[begin Given data]
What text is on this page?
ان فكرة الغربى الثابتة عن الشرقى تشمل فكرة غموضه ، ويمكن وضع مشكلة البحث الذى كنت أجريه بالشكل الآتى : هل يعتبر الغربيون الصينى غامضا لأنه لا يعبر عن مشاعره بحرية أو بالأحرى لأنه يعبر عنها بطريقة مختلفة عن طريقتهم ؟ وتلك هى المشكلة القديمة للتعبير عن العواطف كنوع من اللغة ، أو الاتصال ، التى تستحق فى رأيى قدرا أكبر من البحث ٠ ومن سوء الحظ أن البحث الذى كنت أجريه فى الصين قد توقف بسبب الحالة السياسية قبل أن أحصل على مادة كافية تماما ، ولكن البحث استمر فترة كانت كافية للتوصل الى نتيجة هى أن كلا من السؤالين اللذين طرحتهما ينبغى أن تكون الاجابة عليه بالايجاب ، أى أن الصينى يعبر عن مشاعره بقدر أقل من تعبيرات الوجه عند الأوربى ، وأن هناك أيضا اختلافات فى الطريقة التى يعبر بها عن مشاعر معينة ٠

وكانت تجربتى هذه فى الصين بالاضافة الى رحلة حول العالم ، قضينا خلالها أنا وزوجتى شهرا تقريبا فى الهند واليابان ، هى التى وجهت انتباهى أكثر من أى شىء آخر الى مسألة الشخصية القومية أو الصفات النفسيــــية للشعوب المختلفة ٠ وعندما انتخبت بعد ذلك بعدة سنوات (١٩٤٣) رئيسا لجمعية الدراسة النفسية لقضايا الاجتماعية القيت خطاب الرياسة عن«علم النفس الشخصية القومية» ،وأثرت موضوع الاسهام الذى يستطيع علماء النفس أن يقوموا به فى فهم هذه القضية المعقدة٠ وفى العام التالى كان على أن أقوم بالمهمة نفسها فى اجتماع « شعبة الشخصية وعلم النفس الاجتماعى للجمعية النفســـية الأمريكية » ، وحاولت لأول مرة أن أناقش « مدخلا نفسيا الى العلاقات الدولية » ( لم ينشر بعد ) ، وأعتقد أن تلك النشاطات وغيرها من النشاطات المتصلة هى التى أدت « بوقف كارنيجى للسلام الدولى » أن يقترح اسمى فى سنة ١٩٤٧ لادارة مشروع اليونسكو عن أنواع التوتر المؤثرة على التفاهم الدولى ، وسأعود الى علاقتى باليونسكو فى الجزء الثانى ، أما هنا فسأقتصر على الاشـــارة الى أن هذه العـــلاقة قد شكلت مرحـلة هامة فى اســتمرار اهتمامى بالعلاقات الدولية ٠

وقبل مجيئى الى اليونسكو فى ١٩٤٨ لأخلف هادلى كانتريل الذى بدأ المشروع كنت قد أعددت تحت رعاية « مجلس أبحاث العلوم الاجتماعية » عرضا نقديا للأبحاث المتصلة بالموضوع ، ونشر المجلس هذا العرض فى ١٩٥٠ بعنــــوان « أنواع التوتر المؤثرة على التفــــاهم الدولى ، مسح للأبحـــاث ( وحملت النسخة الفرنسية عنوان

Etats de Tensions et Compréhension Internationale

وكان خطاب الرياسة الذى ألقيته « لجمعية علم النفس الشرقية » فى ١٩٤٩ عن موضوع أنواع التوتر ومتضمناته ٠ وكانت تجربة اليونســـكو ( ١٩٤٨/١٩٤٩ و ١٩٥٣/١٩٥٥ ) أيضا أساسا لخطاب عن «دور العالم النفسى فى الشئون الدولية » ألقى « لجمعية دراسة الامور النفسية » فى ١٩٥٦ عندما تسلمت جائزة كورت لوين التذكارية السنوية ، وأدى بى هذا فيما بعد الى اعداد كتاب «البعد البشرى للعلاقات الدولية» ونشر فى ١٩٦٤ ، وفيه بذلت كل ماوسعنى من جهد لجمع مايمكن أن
[end Given data]
**Short problem:**
Pick out all lines from the data above in which the word "ونشر" appears.

**Solution to the problem:**
وقبل مجيئى الى اليونسكو فى ١٩٤٨ لأخلف هادلى كانتريل الذى بدأ المشروع كنت قد أعددت تحت رعاية « مجلس أبحاث العلوم الاجتماعية » عرضا نقديا للأبحاث المتصلة بالموضوع ، ونشر المجلس هذا العرض فى ١٩٥٠ بعنــــوان « أنواع التوتر المؤثرة على التفــــاهم الدولى ، مسح للأبحـــاث ( وحملت النسخة الفرنسية عنوان
وكان خطاب الرياسة الذى ألقيته « لجمعية علم النفس الشرقية » فى ١٩٤٩ عن موضوع أنواع التوتر ومتضمناته ٠ وكانت تجربة اليونســـكو ( ١٩٤٨/١٩٤٩ و ١٩٥٣/١٩٥٥ ) أيضا أساسا لخطاب عن «دور العالم النفسى فى الشئون الدولية » ألقى « لجمعية دراسة الامور النفسية » فى ١٩٥٦ عندما تسلمت جائزة كورت لوين التذكارية السنوية ، وأدى بى هذا فيما بعد الى اعداد كتاب «البعد البشرى للعلاقات الدولية» ونشر فى ١٩٦٤ ، وفيه بذلت كل ماوسعنى من جهد لجمع مايمكن أن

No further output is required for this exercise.